> Exercise input:
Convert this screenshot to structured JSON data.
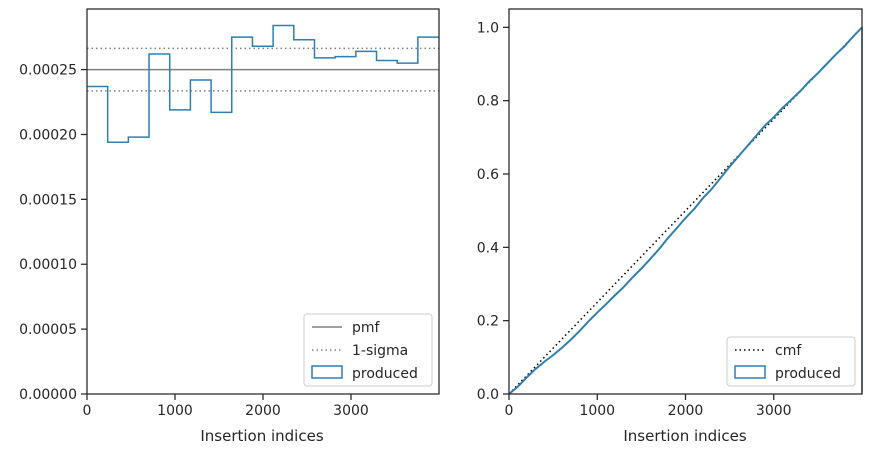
{
  "chart_data": [
    {
      "type": "step",
      "xlabel": "Insertion indices",
      "ylabel": "",
      "xlim": [
        0,
        4000
      ],
      "ylim": [
        0,
        0.0002967
      ],
      "xticks": [
        0,
        1000,
        2000,
        3000
      ],
      "xtick_labels": [
        "0",
        "1000",
        "2000",
        "3000"
      ],
      "yticks": [
        0,
        5e-05,
        0.0001,
        0.00015,
        0.0002,
        0.00025
      ],
      "ytick_labels": [
        "0.00000",
        "0.00005",
        "0.00010",
        "0.00015",
        "0.00020",
        "0.00025"
      ],
      "legend_position": "lower right",
      "legend": [
        "pmf",
        "1-sigma",
        "produced"
      ],
      "reference_lines": [
        {
          "name": "pmf",
          "y": 0.00025,
          "style": "solid",
          "color": "#808080"
        },
        {
          "name": "1-sigma",
          "y": 0.0002664,
          "style": "dotted",
          "color": "#808080"
        },
        {
          "name": "1-sigma",
          "y": 0.0002336,
          "style": "dotted",
          "color": "#808080"
        }
      ],
      "series": [
        {
          "name": "produced",
          "color": "#2f7fb2",
          "bin_edges": [
            0,
            235,
            470,
            705,
            940,
            1175,
            1410,
            1645,
            1880,
            2115,
            2350,
            2585,
            2820,
            3055,
            3290,
            3525,
            3760,
            4000
          ],
          "values": [
            0.000237,
            0.000194,
            0.000198,
            0.000262,
            0.000219,
            0.000242,
            0.000217,
            0.000275,
            0.000268,
            0.000284,
            0.000273,
            0.000259,
            0.00026,
            0.000264,
            0.000257,
            0.000255,
            0.000275
          ]
        }
      ]
    },
    {
      "type": "line",
      "xlabel": "Insertion indices",
      "ylabel": "",
      "xlim": [
        0,
        4000
      ],
      "ylim": [
        0,
        1.05
      ],
      "xticks": [
        0,
        1000,
        2000,
        3000
      ],
      "xtick_labels": [
        "0",
        "1000",
        "2000",
        "3000"
      ],
      "yticks": [
        0,
        0.2,
        0.4,
        0.6,
        0.8,
        1.0
      ],
      "ytick_labels": [
        "0.0",
        "0.2",
        "0.4",
        "0.6",
        "0.8",
        "1.0"
      ],
      "legend_position": "lower right",
      "legend": [
        "cmf",
        "produced"
      ],
      "series": [
        {
          "name": "cmf",
          "style": "dotted",
          "color": "#000000",
          "x": [
            0,
            4000
          ],
          "y": [
            0,
            1.0
          ]
        },
        {
          "name": "produced",
          "style": "solid",
          "color": "#2f7fb2",
          "x": [
            0,
            100,
            200,
            300,
            400,
            500,
            600,
            700,
            800,
            900,
            1000,
            1100,
            1200,
            1300,
            1400,
            1500,
            1600,
            1700,
            1800,
            1900,
            2000,
            2100,
            2200,
            2300,
            2400,
            2500,
            2600,
            2700,
            2800,
            2900,
            3000,
            3100,
            3200,
            3300,
            3400,
            3500,
            3600,
            3700,
            3800,
            3900,
            4000
          ],
          "y": [
            0,
            0.02,
            0.045,
            0.068,
            0.088,
            0.106,
            0.126,
            0.148,
            0.172,
            0.198,
            0.222,
            0.245,
            0.269,
            0.292,
            0.318,
            0.342,
            0.368,
            0.395,
            0.425,
            0.452,
            0.48,
            0.505,
            0.535,
            0.56,
            0.59,
            0.62,
            0.648,
            0.676,
            0.704,
            0.732,
            0.755,
            0.78,
            0.803,
            0.826,
            0.852,
            0.875,
            0.9,
            0.925,
            0.948,
            0.975,
            1.0
          ]
        }
      ]
    }
  ]
}
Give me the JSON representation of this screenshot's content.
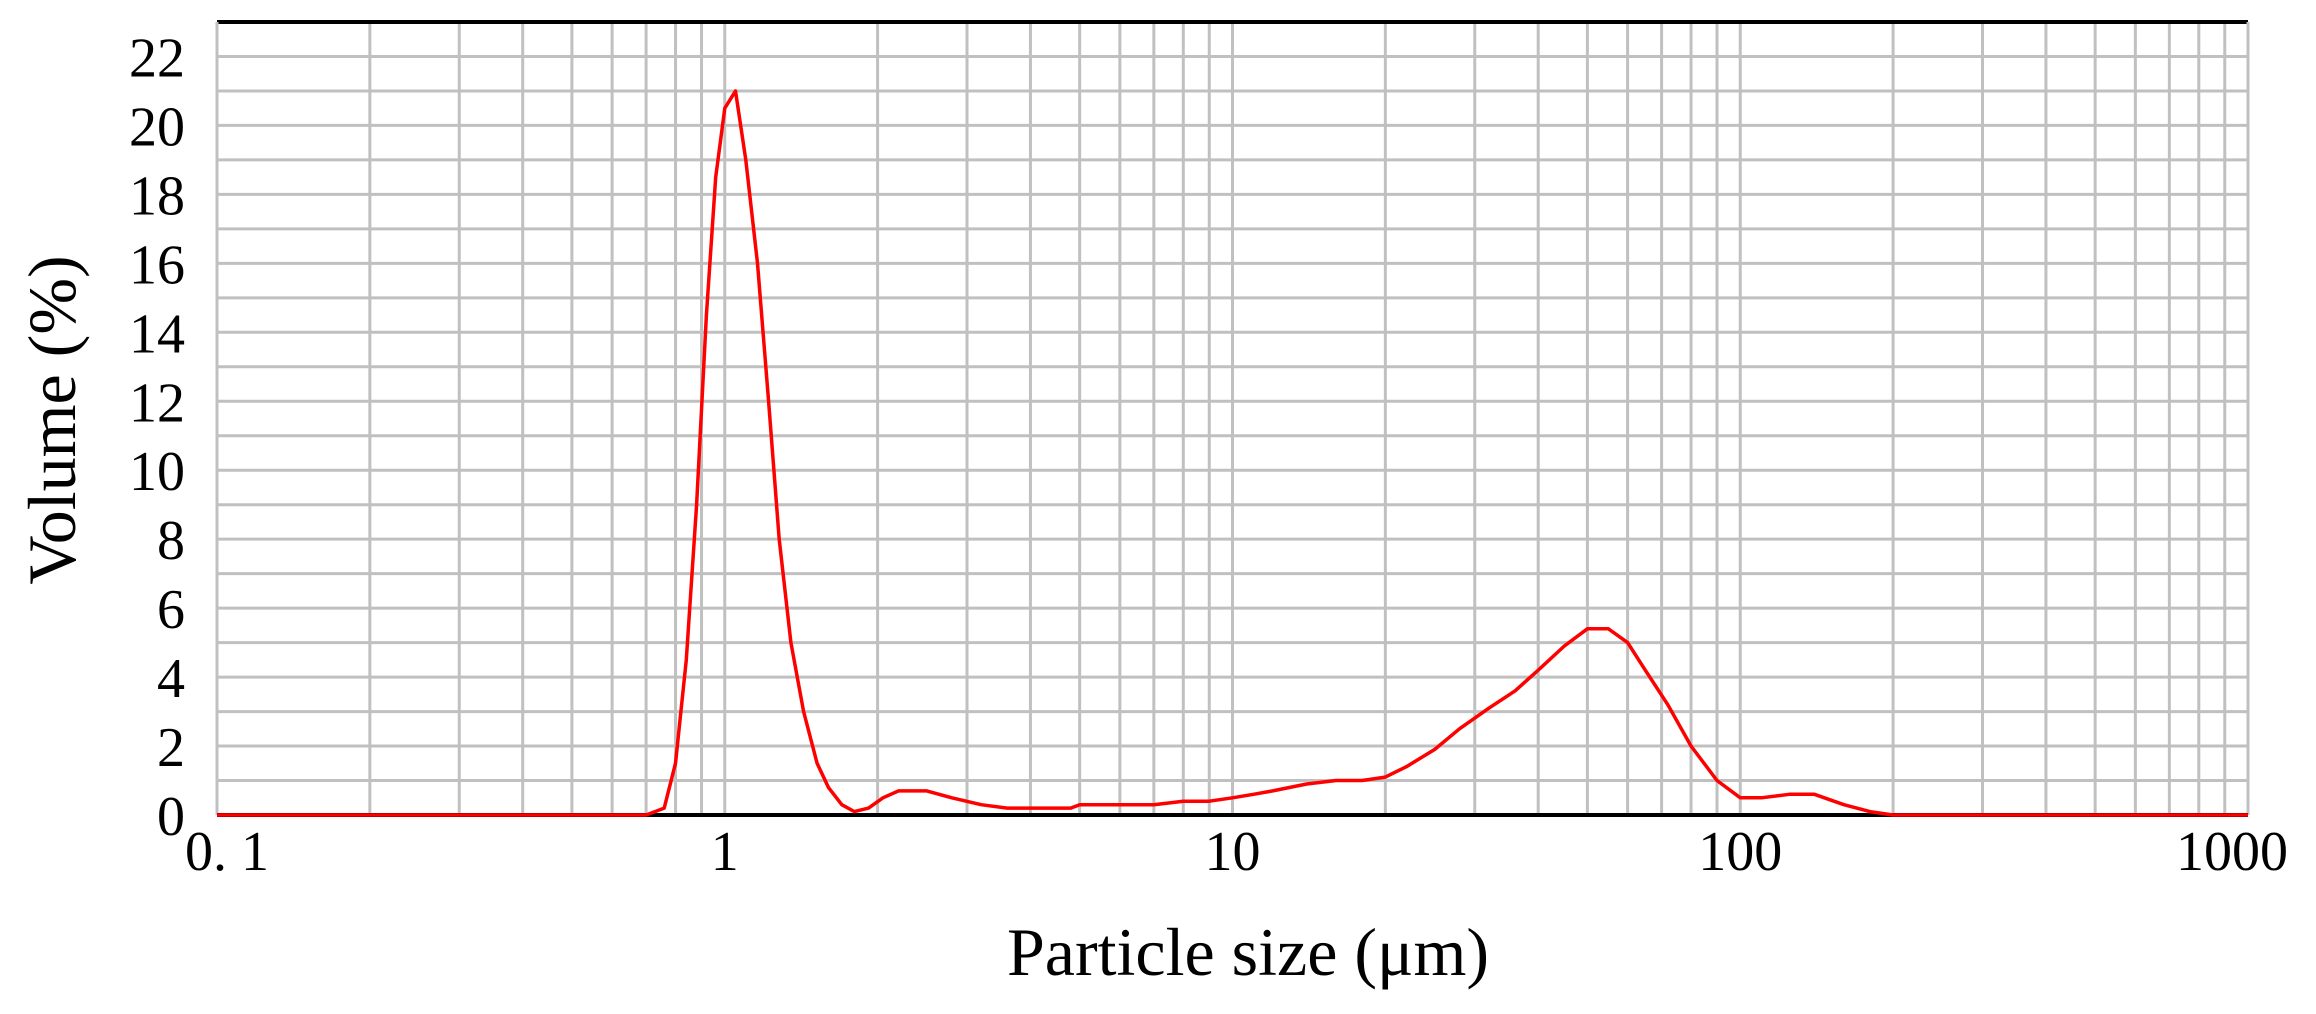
{
  "chart_data": {
    "type": "line",
    "title": "",
    "xlabel": "Particle size (μm)",
    "ylabel": "Volume (%)",
    "x_scale": "log",
    "xlim": [
      0.1,
      1000
    ],
    "ylim": [
      0,
      23
    ],
    "grid": true,
    "x_tick_labels": [
      "0. 1",
      "1",
      "10",
      "100",
      "1000"
    ],
    "x_tick_values": [
      0.1,
      1,
      10,
      100,
      1000
    ],
    "y_tick_values": [
      0,
      2,
      4,
      6,
      8,
      10,
      12,
      14,
      16,
      18,
      20,
      22
    ],
    "y_tick_labels": [
      "0",
      "2",
      "4",
      "6",
      "8",
      "10",
      "12",
      "14",
      "16",
      "18",
      "20",
      "22"
    ],
    "colors": {
      "line": "#ff0000",
      "grid": "#c0c0c0",
      "axes": "#000000"
    },
    "series": [
      {
        "x": [
          0.1,
          0.5,
          0.7,
          0.76,
          0.8,
          0.84,
          0.88,
          0.92,
          0.96,
          1.0,
          1.05,
          1.1,
          1.16,
          1.22,
          1.28,
          1.35,
          1.43,
          1.52,
          1.6,
          1.7,
          1.8,
          1.92,
          2.05,
          2.2,
          2.5,
          2.8,
          3.2,
          3.6,
          4.2,
          4.8,
          5.0,
          6.0,
          7.0,
          8.0,
          9.0,
          10.0,
          11.0,
          12.0,
          14.0,
          16.0,
          18.0,
          20.0,
          22.0,
          25.0,
          28.0,
          32.0,
          36.0,
          40.0,
          45.0,
          50.0,
          55.0,
          60.0,
          65.0,
          72.0,
          80.0,
          90.0,
          100.0,
          110.0,
          125.0,
          140.0,
          160.0,
          180.0,
          200.0,
          1000.0
        ],
        "y": [
          0,
          0,
          0,
          0.2,
          1.5,
          4.5,
          9.0,
          14.5,
          18.5,
          20.5,
          21.0,
          19.0,
          16.0,
          12.0,
          8.0,
          5.0,
          3.0,
          1.5,
          0.8,
          0.3,
          0.1,
          0.2,
          0.5,
          0.7,
          0.7,
          0.5,
          0.3,
          0.2,
          0.2,
          0.2,
          0.3,
          0.3,
          0.3,
          0.4,
          0.4,
          0.5,
          0.6,
          0.7,
          0.9,
          1.0,
          1.0,
          1.1,
          1.4,
          1.9,
          2.5,
          3.1,
          3.6,
          4.2,
          4.9,
          5.4,
          5.4,
          5.0,
          4.2,
          3.2,
          2.0,
          1.0,
          0.5,
          0.5,
          0.6,
          0.6,
          0.3,
          0.1,
          0,
          0
        ]
      }
    ]
  }
}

> To be done:
Pull out each line of the listing that holds the string "this".

> Correct output:
Convert this screenshot to structured JSON data.
Give me the JSON representation of this screenshot's content.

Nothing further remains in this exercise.